#### Provided records
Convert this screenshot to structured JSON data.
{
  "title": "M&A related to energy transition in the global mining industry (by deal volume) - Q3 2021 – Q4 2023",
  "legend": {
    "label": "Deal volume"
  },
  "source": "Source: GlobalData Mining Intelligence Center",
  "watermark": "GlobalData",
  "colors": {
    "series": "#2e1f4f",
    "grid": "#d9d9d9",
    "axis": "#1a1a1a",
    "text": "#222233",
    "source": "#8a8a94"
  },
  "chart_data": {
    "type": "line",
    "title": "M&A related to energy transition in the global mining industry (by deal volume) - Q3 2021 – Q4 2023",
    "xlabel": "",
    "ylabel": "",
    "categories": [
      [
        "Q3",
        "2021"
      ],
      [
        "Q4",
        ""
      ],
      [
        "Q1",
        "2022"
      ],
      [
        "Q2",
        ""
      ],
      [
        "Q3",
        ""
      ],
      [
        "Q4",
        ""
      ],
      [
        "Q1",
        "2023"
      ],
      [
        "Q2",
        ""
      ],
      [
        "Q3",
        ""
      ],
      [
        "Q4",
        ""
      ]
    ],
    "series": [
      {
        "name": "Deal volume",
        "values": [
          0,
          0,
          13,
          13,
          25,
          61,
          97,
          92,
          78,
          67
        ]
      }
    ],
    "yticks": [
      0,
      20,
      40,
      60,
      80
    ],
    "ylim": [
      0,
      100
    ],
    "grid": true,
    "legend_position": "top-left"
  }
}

#### The task
Repeat the material above in full, keeping every word.

#### Response to this task
Convert this screenshot to structured JSON data.
{
  "title": "M&A related to energy transition in the global mining industry (by deal volume) - Q3 2021 – Q4 2023",
  "legend": {
    "label": "Deal volume"
  },
  "source": "Source: GlobalData Mining Intelligence Center",
  "watermark": "GlobalData",
  "colors": {
    "series": "#2e1f4f",
    "grid": "#d9d9d9",
    "axis": "#1a1a1a",
    "text": "#222233",
    "source": "#8a8a94"
  },
  "chart_data": {
    "type": "line",
    "title": "M&A related to energy transition in the global mining industry (by deal volume) - Q3 2021 – Q4 2023",
    "xlabel": "",
    "ylabel": "",
    "categories": [
      [
        "Q3",
        "2021"
      ],
      [
        "Q4",
        ""
      ],
      [
        "Q1",
        "2022"
      ],
      [
        "Q2",
        ""
      ],
      [
        "Q3",
        ""
      ],
      [
        "Q4",
        ""
      ],
      [
        "Q1",
        "2023"
      ],
      [
        "Q2",
        ""
      ],
      [
        "Q3",
        ""
      ],
      [
        "Q4",
        ""
      ]
    ],
    "series": [
      {
        "name": "Deal volume",
        "values": [
          0,
          0,
          13,
          13,
          25,
          61,
          97,
          92,
          78,
          67
        ]
      }
    ],
    "yticks": [
      0,
      20,
      40,
      60,
      80
    ],
    "ylim": [
      0,
      100
    ],
    "grid": true,
    "legend_position": "top-left"
  }
}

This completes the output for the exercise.